▶ **Exercise task**: Copy out each line that includes the word "What".

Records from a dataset

>>>>

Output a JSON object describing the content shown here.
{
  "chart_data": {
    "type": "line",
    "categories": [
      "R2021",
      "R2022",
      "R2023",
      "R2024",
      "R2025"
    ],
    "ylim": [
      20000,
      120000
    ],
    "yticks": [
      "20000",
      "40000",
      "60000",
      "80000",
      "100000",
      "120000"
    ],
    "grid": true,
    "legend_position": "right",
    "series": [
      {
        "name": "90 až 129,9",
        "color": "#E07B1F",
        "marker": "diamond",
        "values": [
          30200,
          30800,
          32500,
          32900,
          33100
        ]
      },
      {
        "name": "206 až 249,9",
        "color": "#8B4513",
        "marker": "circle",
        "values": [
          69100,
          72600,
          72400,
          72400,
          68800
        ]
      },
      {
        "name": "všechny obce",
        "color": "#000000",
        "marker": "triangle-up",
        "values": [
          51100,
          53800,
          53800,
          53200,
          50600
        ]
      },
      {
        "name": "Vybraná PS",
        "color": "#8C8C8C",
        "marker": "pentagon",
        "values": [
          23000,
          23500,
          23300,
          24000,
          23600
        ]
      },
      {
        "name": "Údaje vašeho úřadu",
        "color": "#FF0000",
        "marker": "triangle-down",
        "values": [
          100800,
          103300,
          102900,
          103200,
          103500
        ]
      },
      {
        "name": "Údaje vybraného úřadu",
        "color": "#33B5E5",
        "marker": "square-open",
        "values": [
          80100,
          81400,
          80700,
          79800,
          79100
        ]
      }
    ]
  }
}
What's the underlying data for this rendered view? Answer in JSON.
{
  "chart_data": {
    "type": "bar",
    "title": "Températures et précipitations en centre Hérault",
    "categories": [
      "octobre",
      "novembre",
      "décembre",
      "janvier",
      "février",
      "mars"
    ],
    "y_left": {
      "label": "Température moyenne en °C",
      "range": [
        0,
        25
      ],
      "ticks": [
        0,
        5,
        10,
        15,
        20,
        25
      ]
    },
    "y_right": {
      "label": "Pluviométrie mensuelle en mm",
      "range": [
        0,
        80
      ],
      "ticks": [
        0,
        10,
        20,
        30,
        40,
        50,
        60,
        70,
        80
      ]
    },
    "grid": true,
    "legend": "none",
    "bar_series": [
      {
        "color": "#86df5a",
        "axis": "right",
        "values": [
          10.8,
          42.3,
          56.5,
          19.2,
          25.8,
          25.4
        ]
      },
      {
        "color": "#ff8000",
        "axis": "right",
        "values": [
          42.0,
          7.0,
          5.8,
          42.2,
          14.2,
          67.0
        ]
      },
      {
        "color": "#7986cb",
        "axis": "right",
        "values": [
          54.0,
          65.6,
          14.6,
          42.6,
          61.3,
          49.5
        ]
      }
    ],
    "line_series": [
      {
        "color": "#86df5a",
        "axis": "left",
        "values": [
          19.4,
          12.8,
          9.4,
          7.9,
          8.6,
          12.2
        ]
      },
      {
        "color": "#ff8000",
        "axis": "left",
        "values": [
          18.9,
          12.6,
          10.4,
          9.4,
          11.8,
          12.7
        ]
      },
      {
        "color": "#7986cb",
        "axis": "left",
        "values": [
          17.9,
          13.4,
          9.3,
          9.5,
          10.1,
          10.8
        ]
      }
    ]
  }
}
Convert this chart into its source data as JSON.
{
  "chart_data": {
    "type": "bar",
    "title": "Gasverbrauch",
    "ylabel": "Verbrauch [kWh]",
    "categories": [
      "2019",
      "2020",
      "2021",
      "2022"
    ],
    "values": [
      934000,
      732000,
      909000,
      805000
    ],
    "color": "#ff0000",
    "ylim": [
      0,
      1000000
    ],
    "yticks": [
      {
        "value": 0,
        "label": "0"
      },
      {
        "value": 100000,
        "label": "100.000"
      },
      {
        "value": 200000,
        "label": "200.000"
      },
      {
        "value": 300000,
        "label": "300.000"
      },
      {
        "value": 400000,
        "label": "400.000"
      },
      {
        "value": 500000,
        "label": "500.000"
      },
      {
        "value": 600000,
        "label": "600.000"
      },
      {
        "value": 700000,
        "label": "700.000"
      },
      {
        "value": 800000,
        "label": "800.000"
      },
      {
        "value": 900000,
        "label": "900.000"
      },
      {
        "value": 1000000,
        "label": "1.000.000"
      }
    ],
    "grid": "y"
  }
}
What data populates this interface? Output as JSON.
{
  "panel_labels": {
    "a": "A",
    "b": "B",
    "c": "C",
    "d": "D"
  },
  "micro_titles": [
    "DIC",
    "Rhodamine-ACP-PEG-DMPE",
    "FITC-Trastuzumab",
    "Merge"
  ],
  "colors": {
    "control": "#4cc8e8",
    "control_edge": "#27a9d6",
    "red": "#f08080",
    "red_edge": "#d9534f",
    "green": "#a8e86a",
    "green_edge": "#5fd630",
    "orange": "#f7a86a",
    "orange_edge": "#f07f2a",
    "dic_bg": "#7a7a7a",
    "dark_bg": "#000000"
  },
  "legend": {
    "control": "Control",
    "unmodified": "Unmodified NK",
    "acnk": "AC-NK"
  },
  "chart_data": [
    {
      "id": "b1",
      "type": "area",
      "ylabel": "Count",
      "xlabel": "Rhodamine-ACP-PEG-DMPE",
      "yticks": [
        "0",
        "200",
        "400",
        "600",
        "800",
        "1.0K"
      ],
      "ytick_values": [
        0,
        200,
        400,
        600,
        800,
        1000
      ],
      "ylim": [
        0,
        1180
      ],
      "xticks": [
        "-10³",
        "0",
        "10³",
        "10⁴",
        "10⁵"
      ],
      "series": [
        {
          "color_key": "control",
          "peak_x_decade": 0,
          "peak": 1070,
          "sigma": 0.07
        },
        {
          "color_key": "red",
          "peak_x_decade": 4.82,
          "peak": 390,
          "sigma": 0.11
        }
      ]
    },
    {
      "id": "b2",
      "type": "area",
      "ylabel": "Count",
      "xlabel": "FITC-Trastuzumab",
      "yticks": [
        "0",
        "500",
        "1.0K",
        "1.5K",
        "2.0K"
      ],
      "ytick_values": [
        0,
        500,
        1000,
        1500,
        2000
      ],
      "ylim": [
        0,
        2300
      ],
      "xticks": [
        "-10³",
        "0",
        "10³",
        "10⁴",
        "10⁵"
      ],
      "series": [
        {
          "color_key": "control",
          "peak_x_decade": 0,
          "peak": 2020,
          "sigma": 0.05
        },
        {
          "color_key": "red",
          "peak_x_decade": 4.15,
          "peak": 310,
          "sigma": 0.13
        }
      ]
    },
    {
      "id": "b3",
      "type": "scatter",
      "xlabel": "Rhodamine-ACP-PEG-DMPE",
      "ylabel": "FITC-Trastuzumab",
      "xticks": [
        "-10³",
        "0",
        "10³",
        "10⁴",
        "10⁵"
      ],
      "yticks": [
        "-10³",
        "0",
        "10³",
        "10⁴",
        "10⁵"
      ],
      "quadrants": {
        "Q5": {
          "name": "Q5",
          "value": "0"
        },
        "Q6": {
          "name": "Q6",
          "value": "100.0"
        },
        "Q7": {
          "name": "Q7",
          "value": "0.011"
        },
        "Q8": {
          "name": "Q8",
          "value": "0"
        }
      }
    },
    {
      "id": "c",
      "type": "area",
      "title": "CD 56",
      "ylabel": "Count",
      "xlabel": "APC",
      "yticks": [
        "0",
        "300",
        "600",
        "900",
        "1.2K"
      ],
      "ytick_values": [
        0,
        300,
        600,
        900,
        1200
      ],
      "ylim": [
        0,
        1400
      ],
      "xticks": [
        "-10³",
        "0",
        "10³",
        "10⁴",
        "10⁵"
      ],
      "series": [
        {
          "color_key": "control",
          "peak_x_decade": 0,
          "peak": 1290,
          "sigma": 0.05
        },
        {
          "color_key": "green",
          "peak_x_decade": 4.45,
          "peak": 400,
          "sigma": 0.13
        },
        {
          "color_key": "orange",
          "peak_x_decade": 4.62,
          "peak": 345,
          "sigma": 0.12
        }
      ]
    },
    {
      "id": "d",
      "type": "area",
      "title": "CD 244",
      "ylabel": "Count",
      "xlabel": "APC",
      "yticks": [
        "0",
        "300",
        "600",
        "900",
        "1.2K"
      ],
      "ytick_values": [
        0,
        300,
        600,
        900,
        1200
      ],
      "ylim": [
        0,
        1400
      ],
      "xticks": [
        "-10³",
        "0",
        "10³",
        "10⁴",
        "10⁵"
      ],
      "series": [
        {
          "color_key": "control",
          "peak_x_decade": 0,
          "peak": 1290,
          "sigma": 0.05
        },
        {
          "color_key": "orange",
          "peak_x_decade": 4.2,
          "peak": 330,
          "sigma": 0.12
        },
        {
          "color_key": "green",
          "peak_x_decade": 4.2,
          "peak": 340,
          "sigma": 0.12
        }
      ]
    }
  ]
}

<<<<

▶ **Result for this task**:
What's the underlying data for this rendered view? Answer in JSON.
What data populates this interface? Output as JSON.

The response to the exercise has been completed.